> _DATA RECORDS_
::::::::

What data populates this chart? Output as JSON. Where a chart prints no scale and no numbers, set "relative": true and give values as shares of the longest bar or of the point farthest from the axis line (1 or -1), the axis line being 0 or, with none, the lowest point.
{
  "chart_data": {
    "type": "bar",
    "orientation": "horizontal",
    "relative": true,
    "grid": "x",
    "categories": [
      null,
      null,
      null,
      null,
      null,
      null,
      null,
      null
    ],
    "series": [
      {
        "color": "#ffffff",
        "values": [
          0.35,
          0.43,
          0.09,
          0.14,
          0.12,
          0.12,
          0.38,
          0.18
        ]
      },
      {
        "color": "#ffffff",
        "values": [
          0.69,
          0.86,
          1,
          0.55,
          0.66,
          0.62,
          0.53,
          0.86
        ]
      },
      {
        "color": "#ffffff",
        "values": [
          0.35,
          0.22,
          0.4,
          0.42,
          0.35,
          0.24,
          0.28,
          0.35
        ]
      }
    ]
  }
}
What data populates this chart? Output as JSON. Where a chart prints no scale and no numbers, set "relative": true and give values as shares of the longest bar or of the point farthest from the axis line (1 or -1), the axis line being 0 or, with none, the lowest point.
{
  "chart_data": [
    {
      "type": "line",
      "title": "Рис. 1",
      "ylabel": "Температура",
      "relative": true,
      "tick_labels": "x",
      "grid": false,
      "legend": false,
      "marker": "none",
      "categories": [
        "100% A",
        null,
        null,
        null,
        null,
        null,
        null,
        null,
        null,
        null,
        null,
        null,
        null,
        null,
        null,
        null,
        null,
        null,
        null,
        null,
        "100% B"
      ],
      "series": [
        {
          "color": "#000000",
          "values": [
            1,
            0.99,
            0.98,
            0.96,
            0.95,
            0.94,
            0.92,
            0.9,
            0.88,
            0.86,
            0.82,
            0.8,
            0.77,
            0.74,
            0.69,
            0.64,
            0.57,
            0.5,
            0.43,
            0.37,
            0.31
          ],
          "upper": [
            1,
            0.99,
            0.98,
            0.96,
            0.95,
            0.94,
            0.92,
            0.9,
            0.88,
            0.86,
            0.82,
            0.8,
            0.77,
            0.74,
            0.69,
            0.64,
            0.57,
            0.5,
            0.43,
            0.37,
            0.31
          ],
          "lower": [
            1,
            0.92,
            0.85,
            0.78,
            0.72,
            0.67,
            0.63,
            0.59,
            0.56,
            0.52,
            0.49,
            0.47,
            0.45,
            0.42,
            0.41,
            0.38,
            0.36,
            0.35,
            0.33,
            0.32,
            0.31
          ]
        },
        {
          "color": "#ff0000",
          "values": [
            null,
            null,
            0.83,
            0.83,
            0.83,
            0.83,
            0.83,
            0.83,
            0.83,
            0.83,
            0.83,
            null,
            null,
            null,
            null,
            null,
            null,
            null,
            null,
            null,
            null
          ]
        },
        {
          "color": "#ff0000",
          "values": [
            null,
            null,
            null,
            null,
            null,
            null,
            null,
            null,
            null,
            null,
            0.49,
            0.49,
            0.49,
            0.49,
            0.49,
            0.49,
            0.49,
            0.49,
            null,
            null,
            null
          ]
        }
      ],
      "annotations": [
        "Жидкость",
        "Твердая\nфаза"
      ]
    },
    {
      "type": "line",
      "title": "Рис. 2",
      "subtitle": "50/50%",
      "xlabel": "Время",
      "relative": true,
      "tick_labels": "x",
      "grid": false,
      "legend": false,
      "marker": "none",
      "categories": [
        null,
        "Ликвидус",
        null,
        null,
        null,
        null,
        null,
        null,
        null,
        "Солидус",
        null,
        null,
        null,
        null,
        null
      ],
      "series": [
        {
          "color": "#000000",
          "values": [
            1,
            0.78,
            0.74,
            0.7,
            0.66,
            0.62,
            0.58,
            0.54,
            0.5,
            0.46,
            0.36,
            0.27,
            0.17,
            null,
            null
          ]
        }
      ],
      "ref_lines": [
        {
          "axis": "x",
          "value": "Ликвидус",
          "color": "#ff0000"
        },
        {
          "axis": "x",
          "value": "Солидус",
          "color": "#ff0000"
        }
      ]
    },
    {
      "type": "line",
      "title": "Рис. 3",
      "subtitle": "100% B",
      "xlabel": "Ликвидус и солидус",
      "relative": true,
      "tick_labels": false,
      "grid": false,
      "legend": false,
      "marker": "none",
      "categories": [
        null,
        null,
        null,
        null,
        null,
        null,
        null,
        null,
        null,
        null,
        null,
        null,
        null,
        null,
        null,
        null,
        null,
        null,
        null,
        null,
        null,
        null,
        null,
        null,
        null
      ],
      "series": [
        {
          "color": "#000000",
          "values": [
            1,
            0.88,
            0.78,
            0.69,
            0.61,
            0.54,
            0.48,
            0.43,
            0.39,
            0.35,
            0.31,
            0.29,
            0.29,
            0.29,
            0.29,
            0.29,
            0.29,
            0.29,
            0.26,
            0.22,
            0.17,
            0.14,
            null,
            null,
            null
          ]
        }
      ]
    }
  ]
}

::::::::

> _TO DO_
Write out the whole listing again. Match it word for word.

> _OUTPUT FOR THIS EXERCISE_
What data populates this chart? Output as JSON. Where a chart prints no scale and no numbers, set "relative": true and give values as shares of the longest bar or of the point farthest from the axis line (1 or -1), the axis line being 0 or, with none, the lowest point.
{
  "chart_data": {
    "type": "bar",
    "orientation": "horizontal",
    "relative": true,
    "grid": "x",
    "categories": [
      null,
      null,
      null,
      null,
      null,
      null,
      null,
      null
    ],
    "series": [
      {
        "color": "#ffffff",
        "values": [
          0.35,
          0.43,
          0.09,
          0.14,
          0.12,
          0.12,
          0.38,
          0.18
        ]
      },
      {
        "color": "#ffffff",
        "values": [
          0.69,
          0.86,
          1,
          0.55,
          0.66,
          0.62,
          0.53,
          0.86
        ]
      },
      {
        "color": "#ffffff",
        "values": [
          0.35,
          0.22,
          0.4,
          0.42,
          0.35,
          0.24,
          0.28,
          0.35
        ]
      }
    ]
  }
}
What data populates this chart? Output as JSON. Where a chart prints no scale and no numbers, set "relative": true and give values as shares of the longest bar or of the point farthest from the axis line (1 or -1), the axis line being 0 or, with none, the lowest point.
{
  "chart_data": [
    {
      "type": "line",
      "title": "Рис. 1",
      "ylabel": "Температура",
      "relative": true,
      "tick_labels": "x",
      "grid": false,
      "legend": false,
      "marker": "none",
      "categories": [
        "100% A",
        null,
        null,
        null,
        null,
        null,
        null,
        null,
        null,
        null,
        null,
        null,
        null,
        null,
        null,
        null,
        null,
        null,
        null,
        null,
        "100% B"
      ],
      "series": [
        {
          "color": "#000000",
          "values": [
            1,
            0.99,
            0.98,
            0.96,
            0.95,
            0.94,
            0.92,
            0.9,
            0.88,
            0.86,
            0.82,
            0.8,
            0.77,
            0.74,
            0.69,
            0.64,
            0.57,
            0.5,
            0.43,
            0.37,
            0.31
          ],
          "upper": [
            1,
            0.99,
            0.98,
            0.96,
            0.95,
            0.94,
            0.92,
            0.9,
            0.88,
            0.86,
            0.82,
            0.8,
            0.77,
            0.74,
            0.69,
            0.64,
            0.57,
            0.5,
            0.43,
            0.37,
            0.31
          ],
          "lower": [
            1,
            0.92,
            0.85,
            0.78,
            0.72,
            0.67,
            0.63,
            0.59,
            0.56,
            0.52,
            0.49,
            0.47,
            0.45,
            0.42,
            0.41,
            0.38,
            0.36,
            0.35,
            0.33,
            0.32,
            0.31
          ]
        },
        {
          "color": "#ff0000",
          "values": [
            null,
            null,
            0.83,
            0.83,
            0.83,
            0.83,
            0.83,
            0.83,
            0.83,
            0.83,
            0.83,
            null,
            null,
            null,
            null,
            null,
            null,
            null,
            null,
            null,
            null
          ]
        },
        {
          "color": "#ff0000",
          "values": [
            null,
            null,
            null,
            null,
            null,
            null,
            null,
            null,
            null,
            null,
            0.49,
            0.49,
            0.49,
            0.49,
            0.49,
            0.49,
            0.49,
            0.49,
            null,
            null,
            null
          ]
        }
      ],
      "annotations": [
        "Жидкость",
        "Твердая\nфаза"
      ]
    },
    {
      "type": "line",
      "title": "Рис. 2",
      "subtitle": "50/50%",
      "xlabel": "Время",
      "relative": true,
      "tick_labels": "x",
      "grid": false,
      "legend": false,
      "marker": "none",
      "categories": [
        null,
        "Ликвидус",
        null,
        null,
        null,
        null,
        null,
        null,
        null,
        "Солидус",
        null,
        null,
        null,
        null,
        null
      ],
      "series": [
        {
          "color": "#000000",
          "values": [
            1,
            0.78,
            0.74,
            0.7,
            0.66,
            0.62,
            0.58,
            0.54,
            0.5,
            0.46,
            0.36,
            0.27,
            0.17,
            null,
            null
          ]
        }
      ],
      "ref_lines": [
        {
          "axis": "x",
          "value": "Ликвидус",
          "color": "#ff0000"
        },
        {
          "axis": "x",
          "value": "Солидус",
          "color": "#ff0000"
        }
      ]
    },
    {
      "type": "line",
      "title": "Рис. 3",
      "subtitle": "100% B",
      "xlabel": "Ликвидус и солидус",
      "relative": true,
      "tick_labels": false,
      "grid": false,
      "legend": false,
      "marker": "none",
      "categories": [
        null,
        null,
        null,
        null,
        null,
        null,
        null,
        null,
        null,
        null,
        null,
        null,
        null,
        null,
        null,
        null,
        null,
        null,
        null,
        null,
        null,
        null,
        null,
        null,
        null
      ],
      "series": [
        {
          "color": "#000000",
          "values": [
            1,
            0.88,
            0.78,
            0.69,
            0.61,
            0.54,
            0.48,
            0.43,
            0.39,
            0.35,
            0.31,
            0.29,
            0.29,
            0.29,
            0.29,
            0.29,
            0.29,
            0.29,
            0.26,
            0.22,
            0.17,
            0.14,
            null,
            null,
            null
          ]
        }
      ]
    }
  ]
}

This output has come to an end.